Figure collection entries
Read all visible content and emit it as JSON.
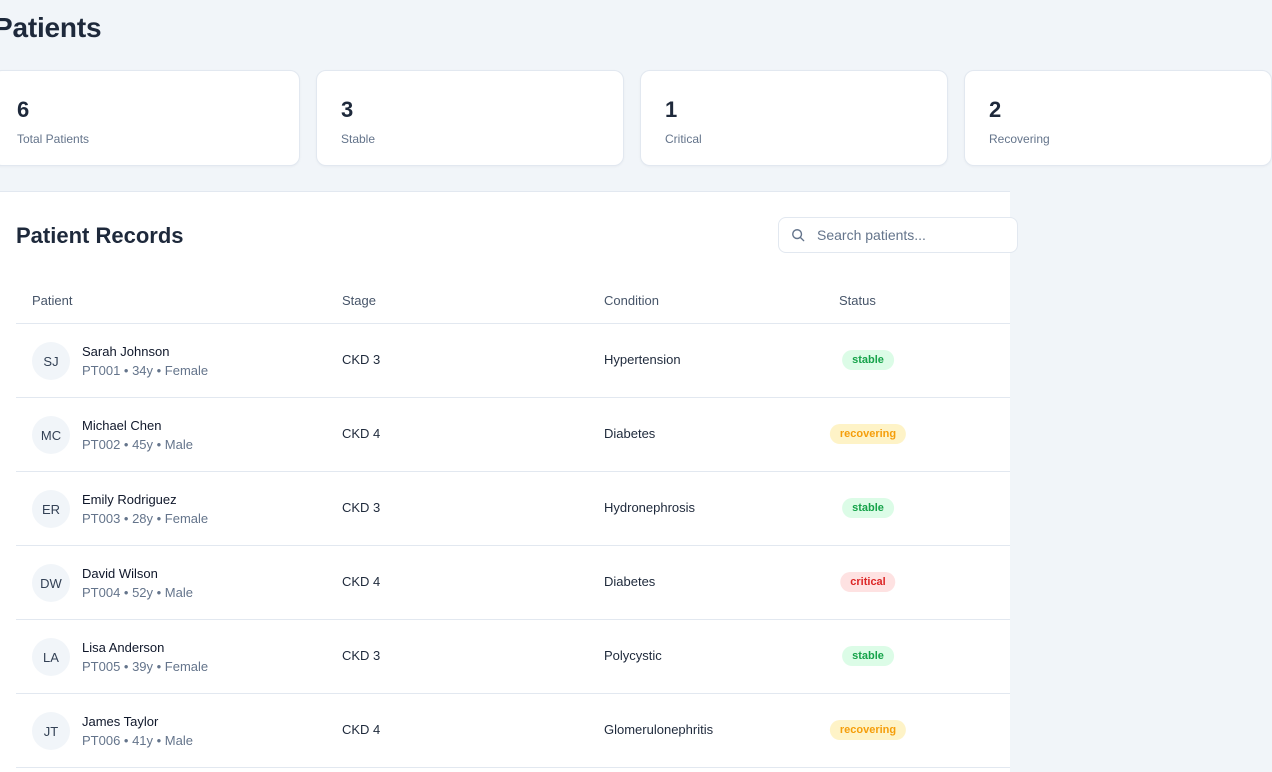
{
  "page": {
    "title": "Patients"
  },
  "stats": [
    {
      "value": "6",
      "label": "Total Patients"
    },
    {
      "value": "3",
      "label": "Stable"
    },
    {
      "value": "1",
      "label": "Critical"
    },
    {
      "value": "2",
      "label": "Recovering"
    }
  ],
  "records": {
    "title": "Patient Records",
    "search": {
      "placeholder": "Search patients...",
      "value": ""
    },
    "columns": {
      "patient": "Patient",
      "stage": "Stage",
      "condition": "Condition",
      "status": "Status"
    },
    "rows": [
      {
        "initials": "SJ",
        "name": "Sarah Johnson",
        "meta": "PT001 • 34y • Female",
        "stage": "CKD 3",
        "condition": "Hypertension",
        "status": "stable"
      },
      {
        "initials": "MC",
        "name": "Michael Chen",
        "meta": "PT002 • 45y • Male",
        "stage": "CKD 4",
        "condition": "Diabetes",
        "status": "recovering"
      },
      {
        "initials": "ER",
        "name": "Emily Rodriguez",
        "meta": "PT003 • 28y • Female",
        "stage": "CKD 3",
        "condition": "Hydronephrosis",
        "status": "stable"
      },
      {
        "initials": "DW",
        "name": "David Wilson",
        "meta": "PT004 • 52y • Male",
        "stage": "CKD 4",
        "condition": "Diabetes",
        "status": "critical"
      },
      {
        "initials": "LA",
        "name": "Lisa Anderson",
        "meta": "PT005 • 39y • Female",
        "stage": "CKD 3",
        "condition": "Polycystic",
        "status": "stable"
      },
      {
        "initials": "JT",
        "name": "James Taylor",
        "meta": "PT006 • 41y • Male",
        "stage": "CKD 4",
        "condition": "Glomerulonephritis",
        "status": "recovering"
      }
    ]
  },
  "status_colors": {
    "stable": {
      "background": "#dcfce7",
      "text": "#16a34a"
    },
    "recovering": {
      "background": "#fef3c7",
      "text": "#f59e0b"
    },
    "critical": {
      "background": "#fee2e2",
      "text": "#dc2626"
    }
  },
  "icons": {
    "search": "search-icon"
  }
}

- Description of the task -
Report back every line of the entries in which "name" occurs.

- The completed task -
        "name": "Sarah Johnson",
        "name": "Michael Chen",
        "name": "Emily Rodriguez",
        "name": "David Wilson",
        "name": "Lisa Anderson",
        "name": "James Taylor",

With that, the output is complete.